# WRITTEN TASK:
Write out the records word for word, with no pictures.

########

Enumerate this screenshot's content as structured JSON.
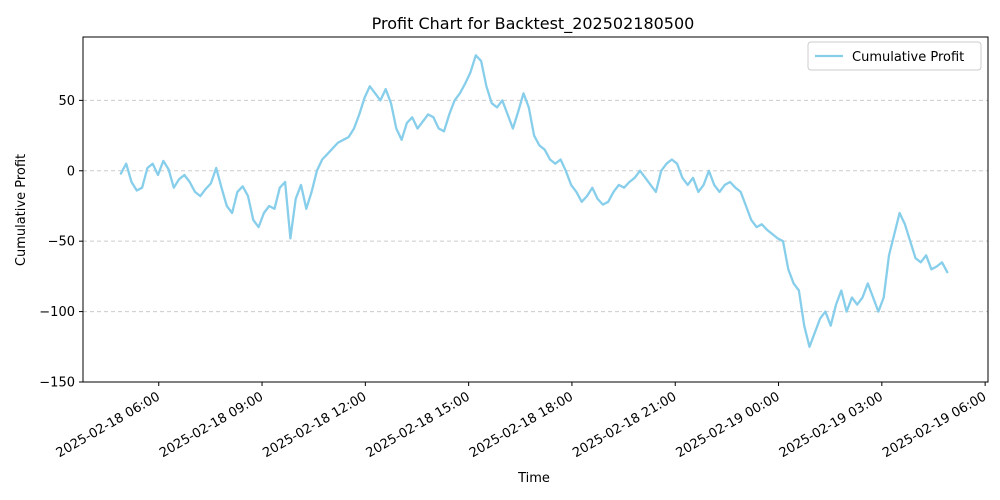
{
  "chart_data": {
    "type": "line",
    "title": "Profit Chart for Backtest_202502180500",
    "xlabel": "Time",
    "ylabel": "Cumulative Profit",
    "x_start": "2025-02-18 04:54",
    "x_end": "2025-02-19 04:54",
    "xlim": [
      "2025-02-18 03:48",
      "2025-02-19 06:05"
    ],
    "ylim": [
      -150,
      95
    ],
    "x_ticks": [
      "2025-02-18 06:00",
      "2025-02-18 09:00",
      "2025-02-18 12:00",
      "2025-02-18 15:00",
      "2025-02-18 18:00",
      "2025-02-18 21:00",
      "2025-02-19 00:00",
      "2025-02-19 03:00",
      "2025-02-19 06:00"
    ],
    "y_ticks": [
      -150,
      -100,
      -50,
      0,
      50
    ],
    "y_tick_labels": [
      "−150",
      "−100",
      "−50",
      "0",
      "50"
    ],
    "grid": "y-dashed",
    "legend_position": "top-right",
    "series": [
      {
        "name": "Cumulative Profit",
        "color": "#87CEEB",
        "values": [
          -2,
          5,
          -8,
          -14,
          -12,
          2,
          5,
          -3,
          7,
          1,
          -12,
          -6,
          -3,
          -8,
          -15,
          -18,
          -13,
          -9,
          2,
          -12,
          -25,
          -30,
          -15,
          -11,
          -18,
          -35,
          -40,
          -30,
          -25,
          -27,
          -12,
          -8,
          -48,
          -20,
          -10,
          -27,
          -15,
          0,
          8,
          12,
          16,
          20,
          22,
          24,
          30,
          40,
          52,
          60,
          55,
          50,
          58,
          48,
          30,
          22,
          34,
          38,
          30,
          35,
          40,
          38,
          30,
          28,
          40,
          50,
          55,
          62,
          70,
          82,
          78,
          60,
          48,
          45,
          50,
          40,
          30,
          42,
          55,
          45,
          25,
          18,
          15,
          8,
          5,
          8,
          0,
          -10,
          -15,
          -22,
          -18,
          -12,
          -20,
          -24,
          -22,
          -15,
          -10,
          -12,
          -8,
          -5,
          0,
          -5,
          -10,
          -15,
          0,
          5,
          8,
          5,
          -5,
          -10,
          -5,
          -15,
          -10,
          0,
          -10,
          -15,
          -10,
          -8,
          -12,
          -15,
          -25,
          -35,
          -40,
          -38,
          -42,
          -45,
          -48,
          -50,
          -70,
          -80,
          -85,
          -110,
          -125,
          -115,
          -105,
          -100,
          -110,
          -95,
          -85,
          -100,
          -90,
          -95,
          -90,
          -80,
          -90,
          -100,
          -90,
          -60,
          -45,
          -30,
          -38,
          -50,
          -62,
          -65,
          -60,
          -70,
          -68,
          -65,
          -72
        ]
      }
    ]
  }
}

########

# SOLUTION TO THIS PROBLEM:
Enumerate this screenshot's content as structured JSON.
{
  "chart_data": {
    "type": "line",
    "title": "Profit Chart for Backtest_202502180500",
    "xlabel": "Time",
    "ylabel": "Cumulative Profit",
    "x_start": "2025-02-18 04:54",
    "x_end": "2025-02-19 04:54",
    "xlim": [
      "2025-02-18 03:48",
      "2025-02-19 06:05"
    ],
    "ylim": [
      -150,
      95
    ],
    "x_ticks": [
      "2025-02-18 06:00",
      "2025-02-18 09:00",
      "2025-02-18 12:00",
      "2025-02-18 15:00",
      "2025-02-18 18:00",
      "2025-02-18 21:00",
      "2025-02-19 00:00",
      "2025-02-19 03:00",
      "2025-02-19 06:00"
    ],
    "y_ticks": [
      -150,
      -100,
      -50,
      0,
      50
    ],
    "y_tick_labels": [
      "−150",
      "−100",
      "−50",
      "0",
      "50"
    ],
    "grid": "y-dashed",
    "legend_position": "top-right",
    "series": [
      {
        "name": "Cumulative Profit",
        "color": "#87CEEB",
        "values": [
          -2,
          5,
          -8,
          -14,
          -12,
          2,
          5,
          -3,
          7,
          1,
          -12,
          -6,
          -3,
          -8,
          -15,
          -18,
          -13,
          -9,
          2,
          -12,
          -25,
          -30,
          -15,
          -11,
          -18,
          -35,
          -40,
          -30,
          -25,
          -27,
          -12,
          -8,
          -48,
          -20,
          -10,
          -27,
          -15,
          0,
          8,
          12,
          16,
          20,
          22,
          24,
          30,
          40,
          52,
          60,
          55,
          50,
          58,
          48,
          30,
          22,
          34,
          38,
          30,
          35,
          40,
          38,
          30,
          28,
          40,
          50,
          55,
          62,
          70,
          82,
          78,
          60,
          48,
          45,
          50,
          40,
          30,
          42,
          55,
          45,
          25,
          18,
          15,
          8,
          5,
          8,
          0,
          -10,
          -15,
          -22,
          -18,
          -12,
          -20,
          -24,
          -22,
          -15,
          -10,
          -12,
          -8,
          -5,
          0,
          -5,
          -10,
          -15,
          0,
          5,
          8,
          5,
          -5,
          -10,
          -5,
          -15,
          -10,
          0,
          -10,
          -15,
          -10,
          -8,
          -12,
          -15,
          -25,
          -35,
          -40,
          -38,
          -42,
          -45,
          -48,
          -50,
          -70,
          -80,
          -85,
          -110,
          -125,
          -115,
          -105,
          -100,
          -110,
          -95,
          -85,
          -100,
          -90,
          -95,
          -90,
          -80,
          -90,
          -100,
          -90,
          -60,
          -45,
          -30,
          -38,
          -50,
          -62,
          -65,
          -60,
          -70,
          -68,
          -65,
          -72
        ]
      }
    ]
  }
}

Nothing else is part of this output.